**GOAL:**
Write out the part of the listing that begins with its first line and ends with the line containing "Polygon shape xyxy=(283,142,343,160)", including both of those lines.

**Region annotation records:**
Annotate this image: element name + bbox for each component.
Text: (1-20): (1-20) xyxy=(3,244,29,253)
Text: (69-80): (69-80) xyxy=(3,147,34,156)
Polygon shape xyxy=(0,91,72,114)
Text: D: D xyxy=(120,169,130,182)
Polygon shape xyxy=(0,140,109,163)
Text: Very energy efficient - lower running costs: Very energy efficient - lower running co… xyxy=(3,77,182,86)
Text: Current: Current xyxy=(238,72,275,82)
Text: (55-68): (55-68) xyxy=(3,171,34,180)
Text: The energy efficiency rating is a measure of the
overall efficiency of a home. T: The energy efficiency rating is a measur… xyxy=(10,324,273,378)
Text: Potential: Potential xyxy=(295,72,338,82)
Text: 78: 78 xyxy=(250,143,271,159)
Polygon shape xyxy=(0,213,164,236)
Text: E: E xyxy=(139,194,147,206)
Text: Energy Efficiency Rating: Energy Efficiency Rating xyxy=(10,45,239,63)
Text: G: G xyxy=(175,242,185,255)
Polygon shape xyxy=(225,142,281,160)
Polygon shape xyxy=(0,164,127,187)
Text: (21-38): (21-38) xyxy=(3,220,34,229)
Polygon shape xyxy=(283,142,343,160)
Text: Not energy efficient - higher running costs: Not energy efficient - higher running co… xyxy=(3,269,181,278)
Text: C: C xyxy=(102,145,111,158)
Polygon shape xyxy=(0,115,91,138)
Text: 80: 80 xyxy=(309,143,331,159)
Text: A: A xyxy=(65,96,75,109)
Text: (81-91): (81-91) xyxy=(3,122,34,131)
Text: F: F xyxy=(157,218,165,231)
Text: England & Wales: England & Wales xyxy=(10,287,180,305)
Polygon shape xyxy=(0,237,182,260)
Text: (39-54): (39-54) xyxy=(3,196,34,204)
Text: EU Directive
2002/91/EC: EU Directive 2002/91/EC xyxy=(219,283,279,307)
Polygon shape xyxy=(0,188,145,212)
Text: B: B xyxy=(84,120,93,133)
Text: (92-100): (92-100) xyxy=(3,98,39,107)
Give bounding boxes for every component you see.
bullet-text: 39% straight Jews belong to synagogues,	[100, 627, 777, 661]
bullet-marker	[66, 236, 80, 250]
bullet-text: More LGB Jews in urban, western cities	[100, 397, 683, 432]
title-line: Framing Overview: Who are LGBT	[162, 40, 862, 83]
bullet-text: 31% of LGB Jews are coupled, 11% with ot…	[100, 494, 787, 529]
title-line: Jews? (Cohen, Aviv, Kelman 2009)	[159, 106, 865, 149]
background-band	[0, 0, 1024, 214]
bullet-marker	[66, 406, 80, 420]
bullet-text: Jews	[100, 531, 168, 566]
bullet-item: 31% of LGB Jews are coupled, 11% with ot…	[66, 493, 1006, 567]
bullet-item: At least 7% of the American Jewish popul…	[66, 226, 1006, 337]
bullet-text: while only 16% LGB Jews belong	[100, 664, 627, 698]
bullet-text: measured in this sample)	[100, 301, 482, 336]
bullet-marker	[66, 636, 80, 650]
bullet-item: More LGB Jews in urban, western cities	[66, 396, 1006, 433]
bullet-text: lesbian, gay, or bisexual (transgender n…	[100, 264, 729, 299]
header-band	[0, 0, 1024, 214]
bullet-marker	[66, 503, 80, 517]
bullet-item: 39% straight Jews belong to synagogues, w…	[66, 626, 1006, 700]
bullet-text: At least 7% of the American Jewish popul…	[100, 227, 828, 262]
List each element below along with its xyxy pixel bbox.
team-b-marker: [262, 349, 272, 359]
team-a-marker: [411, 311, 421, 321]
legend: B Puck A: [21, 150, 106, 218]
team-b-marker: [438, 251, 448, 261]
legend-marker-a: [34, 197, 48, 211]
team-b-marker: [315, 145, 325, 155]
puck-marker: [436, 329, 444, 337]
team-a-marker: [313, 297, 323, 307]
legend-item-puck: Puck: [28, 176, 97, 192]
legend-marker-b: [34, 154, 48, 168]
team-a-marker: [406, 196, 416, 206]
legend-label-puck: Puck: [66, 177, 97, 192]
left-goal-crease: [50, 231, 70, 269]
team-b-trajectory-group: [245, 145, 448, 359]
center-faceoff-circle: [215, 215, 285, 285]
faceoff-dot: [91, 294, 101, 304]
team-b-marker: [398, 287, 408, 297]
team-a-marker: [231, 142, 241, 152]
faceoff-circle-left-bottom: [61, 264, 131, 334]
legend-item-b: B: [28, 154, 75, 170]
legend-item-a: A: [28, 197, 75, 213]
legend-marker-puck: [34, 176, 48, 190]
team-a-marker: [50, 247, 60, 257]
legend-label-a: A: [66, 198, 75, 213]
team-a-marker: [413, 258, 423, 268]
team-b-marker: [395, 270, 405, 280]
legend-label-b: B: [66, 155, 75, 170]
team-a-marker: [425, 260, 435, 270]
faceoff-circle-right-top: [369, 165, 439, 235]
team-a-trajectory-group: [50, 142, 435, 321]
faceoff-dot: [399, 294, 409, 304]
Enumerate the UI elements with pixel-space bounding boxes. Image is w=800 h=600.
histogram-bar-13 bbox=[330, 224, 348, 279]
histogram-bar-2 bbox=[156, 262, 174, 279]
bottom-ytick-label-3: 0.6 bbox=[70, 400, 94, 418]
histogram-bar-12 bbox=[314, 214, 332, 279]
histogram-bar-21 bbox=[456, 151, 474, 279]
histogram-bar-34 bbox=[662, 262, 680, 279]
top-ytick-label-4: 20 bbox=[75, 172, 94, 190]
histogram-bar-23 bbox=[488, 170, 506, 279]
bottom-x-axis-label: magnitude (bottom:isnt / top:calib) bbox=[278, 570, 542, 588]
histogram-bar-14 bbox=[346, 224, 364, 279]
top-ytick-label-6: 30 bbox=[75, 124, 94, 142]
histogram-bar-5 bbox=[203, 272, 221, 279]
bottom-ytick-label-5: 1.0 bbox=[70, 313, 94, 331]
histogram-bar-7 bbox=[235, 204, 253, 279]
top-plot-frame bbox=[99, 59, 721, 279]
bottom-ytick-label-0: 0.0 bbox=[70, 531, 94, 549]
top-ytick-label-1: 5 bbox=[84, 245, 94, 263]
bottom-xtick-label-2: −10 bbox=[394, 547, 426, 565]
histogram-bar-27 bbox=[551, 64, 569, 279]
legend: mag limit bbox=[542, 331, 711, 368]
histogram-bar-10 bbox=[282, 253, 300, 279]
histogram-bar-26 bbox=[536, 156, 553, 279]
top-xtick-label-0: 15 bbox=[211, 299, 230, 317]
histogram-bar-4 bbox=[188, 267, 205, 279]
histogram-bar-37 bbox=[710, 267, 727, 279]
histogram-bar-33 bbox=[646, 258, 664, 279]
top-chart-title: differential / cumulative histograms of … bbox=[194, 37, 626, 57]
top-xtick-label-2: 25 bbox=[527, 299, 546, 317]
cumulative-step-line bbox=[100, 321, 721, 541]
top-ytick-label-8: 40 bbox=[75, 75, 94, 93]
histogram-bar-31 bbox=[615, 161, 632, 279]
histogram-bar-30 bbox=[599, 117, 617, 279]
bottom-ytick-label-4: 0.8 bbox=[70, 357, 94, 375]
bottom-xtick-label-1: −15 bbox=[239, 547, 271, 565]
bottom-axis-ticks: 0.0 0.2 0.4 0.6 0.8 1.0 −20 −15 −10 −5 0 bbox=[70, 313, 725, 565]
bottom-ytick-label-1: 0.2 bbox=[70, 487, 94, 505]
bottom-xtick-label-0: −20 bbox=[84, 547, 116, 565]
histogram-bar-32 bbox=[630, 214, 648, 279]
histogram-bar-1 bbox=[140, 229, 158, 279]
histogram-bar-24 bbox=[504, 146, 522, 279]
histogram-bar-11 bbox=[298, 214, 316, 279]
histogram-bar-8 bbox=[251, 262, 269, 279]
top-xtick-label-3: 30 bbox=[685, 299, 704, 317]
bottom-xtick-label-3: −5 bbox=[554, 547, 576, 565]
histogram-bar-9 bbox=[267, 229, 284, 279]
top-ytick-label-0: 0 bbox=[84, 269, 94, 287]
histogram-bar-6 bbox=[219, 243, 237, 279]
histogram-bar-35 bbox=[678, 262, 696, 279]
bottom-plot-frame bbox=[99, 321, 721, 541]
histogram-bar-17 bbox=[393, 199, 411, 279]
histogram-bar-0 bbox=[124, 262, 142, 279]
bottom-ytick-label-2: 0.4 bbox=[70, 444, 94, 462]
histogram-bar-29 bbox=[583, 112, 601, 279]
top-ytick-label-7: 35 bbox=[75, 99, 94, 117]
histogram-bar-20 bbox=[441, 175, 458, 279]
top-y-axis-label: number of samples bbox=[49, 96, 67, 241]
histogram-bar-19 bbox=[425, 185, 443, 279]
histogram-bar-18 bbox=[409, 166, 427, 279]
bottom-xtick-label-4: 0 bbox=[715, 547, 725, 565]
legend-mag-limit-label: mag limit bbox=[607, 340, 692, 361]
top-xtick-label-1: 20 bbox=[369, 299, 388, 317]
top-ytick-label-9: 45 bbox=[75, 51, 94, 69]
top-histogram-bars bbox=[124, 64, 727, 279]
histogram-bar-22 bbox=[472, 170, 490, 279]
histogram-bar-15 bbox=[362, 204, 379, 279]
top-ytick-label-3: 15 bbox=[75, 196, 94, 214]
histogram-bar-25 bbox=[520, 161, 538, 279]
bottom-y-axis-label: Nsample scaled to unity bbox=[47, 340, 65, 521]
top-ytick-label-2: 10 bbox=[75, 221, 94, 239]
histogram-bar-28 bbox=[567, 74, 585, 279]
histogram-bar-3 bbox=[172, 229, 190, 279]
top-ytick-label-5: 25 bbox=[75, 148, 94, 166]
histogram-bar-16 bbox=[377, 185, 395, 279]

**RESPONSE:**
Annotate this image: element name + bbox for each component.
Text: (1-20): (1-20) xyxy=(3,244,29,253)
Text: (69-80): (69-80) xyxy=(3,147,34,156)
Polygon shape xyxy=(0,91,72,114)
Text: D: D xyxy=(120,169,130,182)
Polygon shape xyxy=(0,140,109,163)
Text: Very energy efficient - lower running costs: Very energy efficient - lower running co… xyxy=(3,77,182,86)
Text: Current: Current xyxy=(238,72,275,82)
Text: (55-68): (55-68) xyxy=(3,171,34,180)
Text: The energy efficiency rating is a measure of the
overall efficiency of a home. T: The energy efficiency rating is a measur… xyxy=(10,324,273,378)
Text: Potential: Potential xyxy=(295,72,338,82)
Text: 78: 78 xyxy=(250,143,271,159)
Polygon shape xyxy=(0,213,164,236)
Text: E: E xyxy=(139,194,147,206)
Text: Energy Efficiency Rating: Energy Efficiency Rating xyxy=(10,45,239,63)
Text: G: G xyxy=(175,242,185,255)
Polygon shape xyxy=(225,142,281,160)
Polygon shape xyxy=(0,164,127,187)
Text: (21-38): (21-38) xyxy=(3,220,34,229)
Polygon shape xyxy=(283,142,343,160)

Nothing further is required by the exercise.